— start of LISTING —
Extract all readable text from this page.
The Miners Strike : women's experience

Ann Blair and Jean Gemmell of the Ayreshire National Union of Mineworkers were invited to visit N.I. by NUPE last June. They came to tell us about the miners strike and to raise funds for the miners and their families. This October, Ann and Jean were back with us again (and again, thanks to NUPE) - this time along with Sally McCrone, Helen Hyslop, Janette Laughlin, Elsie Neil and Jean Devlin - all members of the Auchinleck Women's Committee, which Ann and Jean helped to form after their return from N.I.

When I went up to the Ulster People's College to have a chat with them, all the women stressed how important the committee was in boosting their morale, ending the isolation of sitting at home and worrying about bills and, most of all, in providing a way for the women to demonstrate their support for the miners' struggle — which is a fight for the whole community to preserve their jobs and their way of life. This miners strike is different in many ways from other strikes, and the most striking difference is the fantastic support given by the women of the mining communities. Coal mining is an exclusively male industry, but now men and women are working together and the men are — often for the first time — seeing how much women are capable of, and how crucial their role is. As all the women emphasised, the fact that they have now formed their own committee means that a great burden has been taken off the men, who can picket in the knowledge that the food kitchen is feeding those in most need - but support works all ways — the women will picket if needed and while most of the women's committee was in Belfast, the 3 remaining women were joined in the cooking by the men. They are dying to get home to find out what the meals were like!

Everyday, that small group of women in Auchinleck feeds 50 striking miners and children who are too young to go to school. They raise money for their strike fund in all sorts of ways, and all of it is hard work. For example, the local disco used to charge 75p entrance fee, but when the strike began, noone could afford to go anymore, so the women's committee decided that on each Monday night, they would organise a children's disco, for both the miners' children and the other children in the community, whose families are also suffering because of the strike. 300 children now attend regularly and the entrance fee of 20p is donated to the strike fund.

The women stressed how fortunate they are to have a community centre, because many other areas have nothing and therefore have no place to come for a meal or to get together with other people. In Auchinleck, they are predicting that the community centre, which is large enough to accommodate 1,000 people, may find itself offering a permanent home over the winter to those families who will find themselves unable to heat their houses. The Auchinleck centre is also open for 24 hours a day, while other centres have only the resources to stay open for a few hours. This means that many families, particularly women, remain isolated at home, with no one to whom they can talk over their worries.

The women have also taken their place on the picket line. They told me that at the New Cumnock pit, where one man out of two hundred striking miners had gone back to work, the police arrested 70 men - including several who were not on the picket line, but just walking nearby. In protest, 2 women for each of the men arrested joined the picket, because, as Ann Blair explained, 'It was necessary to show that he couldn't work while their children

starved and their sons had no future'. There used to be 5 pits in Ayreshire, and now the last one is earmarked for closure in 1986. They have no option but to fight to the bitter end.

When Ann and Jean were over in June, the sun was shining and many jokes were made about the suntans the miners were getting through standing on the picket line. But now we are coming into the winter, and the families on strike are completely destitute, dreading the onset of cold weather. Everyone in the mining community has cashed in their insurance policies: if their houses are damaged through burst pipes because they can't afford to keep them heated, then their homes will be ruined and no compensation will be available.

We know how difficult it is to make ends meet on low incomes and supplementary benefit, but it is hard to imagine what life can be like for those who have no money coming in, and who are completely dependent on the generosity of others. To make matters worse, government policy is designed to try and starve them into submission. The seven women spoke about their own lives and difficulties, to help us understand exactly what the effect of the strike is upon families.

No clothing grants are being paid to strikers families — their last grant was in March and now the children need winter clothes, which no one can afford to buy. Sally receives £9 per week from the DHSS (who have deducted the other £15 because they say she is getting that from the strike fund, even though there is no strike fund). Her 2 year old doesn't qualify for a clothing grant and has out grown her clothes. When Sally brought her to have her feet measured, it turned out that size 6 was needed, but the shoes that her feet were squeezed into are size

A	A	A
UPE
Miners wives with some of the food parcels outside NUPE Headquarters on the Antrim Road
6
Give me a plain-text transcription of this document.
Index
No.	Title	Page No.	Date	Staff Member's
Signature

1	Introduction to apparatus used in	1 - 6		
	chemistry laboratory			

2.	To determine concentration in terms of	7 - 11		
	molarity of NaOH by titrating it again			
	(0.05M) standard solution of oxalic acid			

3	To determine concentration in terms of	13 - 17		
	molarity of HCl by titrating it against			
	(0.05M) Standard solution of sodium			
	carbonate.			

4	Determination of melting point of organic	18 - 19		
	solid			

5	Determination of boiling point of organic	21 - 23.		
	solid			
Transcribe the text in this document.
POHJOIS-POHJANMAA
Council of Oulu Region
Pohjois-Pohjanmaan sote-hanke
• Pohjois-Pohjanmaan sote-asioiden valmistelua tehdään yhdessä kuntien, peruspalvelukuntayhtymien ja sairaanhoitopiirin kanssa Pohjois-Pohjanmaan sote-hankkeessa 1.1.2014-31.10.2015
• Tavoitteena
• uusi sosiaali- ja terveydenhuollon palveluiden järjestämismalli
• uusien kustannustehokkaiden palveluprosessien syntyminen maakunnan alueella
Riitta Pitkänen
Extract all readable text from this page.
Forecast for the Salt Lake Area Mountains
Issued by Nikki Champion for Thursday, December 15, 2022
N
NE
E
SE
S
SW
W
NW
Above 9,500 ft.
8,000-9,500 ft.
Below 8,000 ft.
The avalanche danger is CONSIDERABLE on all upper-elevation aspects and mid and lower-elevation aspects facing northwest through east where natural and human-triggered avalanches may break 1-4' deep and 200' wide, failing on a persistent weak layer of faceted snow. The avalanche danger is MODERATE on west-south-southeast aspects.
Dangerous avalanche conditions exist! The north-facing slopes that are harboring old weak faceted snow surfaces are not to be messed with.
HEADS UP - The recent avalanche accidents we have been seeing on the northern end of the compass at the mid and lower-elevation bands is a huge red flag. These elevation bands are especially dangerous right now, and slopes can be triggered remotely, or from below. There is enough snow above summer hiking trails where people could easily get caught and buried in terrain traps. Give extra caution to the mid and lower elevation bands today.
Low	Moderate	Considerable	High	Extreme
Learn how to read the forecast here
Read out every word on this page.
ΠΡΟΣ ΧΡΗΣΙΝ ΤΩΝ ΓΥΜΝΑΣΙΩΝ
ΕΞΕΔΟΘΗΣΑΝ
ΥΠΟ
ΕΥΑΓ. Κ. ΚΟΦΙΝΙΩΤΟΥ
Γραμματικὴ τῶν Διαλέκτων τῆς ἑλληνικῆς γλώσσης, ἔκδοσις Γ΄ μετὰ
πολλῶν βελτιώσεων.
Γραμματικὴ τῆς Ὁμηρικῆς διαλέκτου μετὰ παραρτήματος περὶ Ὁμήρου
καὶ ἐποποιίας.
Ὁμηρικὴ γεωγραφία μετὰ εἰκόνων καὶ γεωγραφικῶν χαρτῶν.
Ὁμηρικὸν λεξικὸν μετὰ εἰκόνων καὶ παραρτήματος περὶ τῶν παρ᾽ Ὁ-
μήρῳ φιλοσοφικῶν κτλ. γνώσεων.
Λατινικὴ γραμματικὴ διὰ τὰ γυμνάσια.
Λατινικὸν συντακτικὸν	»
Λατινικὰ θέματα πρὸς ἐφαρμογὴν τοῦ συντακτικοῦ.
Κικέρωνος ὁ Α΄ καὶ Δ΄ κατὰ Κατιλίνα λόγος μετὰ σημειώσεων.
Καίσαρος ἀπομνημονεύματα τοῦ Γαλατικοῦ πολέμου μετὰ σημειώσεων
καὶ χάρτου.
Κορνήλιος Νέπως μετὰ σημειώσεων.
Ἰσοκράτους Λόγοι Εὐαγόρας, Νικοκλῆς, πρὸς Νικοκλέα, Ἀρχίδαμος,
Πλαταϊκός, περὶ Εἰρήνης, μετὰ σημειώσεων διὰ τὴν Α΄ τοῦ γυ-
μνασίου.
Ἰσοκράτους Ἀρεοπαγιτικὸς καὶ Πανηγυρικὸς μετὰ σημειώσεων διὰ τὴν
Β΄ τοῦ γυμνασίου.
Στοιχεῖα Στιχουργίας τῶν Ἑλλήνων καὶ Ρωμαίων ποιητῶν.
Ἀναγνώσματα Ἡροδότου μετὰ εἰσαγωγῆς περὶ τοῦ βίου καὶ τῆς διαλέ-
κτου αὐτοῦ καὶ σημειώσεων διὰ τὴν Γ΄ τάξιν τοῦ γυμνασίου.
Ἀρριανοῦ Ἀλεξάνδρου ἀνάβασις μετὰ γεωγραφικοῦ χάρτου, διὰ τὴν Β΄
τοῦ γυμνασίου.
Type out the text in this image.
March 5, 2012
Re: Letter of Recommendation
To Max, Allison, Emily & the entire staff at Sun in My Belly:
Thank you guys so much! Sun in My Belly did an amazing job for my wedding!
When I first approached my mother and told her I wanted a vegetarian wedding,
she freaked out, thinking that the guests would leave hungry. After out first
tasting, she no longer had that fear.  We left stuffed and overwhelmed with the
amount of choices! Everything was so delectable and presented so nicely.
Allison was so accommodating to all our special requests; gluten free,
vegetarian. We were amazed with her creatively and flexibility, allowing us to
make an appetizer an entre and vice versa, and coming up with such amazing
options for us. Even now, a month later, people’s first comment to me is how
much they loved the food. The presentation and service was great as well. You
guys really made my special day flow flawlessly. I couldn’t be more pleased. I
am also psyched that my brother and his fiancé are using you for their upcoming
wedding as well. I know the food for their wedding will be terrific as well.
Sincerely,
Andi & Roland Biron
— end of LISTING —
• [PROBLEM DETAILS] Report the number of lines in the listing above that include the word "faceted", and nothing else.

• [SOLUTION FOR THIS TASK] 2